▶ _Your task_:
Do any lines in the data below contain "zoom"? If so, copy every one of them.

# # # # # # #

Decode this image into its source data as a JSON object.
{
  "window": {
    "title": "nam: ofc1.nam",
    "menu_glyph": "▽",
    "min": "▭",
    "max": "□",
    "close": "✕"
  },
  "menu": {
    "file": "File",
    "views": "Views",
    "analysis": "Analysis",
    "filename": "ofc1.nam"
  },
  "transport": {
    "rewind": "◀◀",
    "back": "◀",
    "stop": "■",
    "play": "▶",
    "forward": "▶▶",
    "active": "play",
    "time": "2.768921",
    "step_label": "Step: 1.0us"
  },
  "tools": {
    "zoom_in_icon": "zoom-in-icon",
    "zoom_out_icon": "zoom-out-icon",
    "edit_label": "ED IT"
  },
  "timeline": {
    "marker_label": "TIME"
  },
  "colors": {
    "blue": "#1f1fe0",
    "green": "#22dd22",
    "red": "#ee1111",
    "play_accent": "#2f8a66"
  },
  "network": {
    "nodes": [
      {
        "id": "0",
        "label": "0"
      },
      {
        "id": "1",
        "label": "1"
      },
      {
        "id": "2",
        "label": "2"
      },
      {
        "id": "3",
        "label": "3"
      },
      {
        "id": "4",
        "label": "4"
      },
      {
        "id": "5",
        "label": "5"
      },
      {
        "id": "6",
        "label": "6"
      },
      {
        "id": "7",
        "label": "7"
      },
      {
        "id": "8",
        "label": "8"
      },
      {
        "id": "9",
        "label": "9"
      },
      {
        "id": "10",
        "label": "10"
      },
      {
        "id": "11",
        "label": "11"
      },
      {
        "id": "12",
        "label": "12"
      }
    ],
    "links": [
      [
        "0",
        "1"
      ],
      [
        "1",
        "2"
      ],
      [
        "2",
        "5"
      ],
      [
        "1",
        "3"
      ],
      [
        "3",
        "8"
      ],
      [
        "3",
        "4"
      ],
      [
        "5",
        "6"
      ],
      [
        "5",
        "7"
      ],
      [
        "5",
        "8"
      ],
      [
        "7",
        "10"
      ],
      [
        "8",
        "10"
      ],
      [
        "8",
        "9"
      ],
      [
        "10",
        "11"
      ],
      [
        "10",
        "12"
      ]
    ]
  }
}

# # # # # # #

▶ _Answer to this problem_:
    "zoom_in_icon": "zoom-in-icon",
    "zoom_out_icon": "zoom-out-icon",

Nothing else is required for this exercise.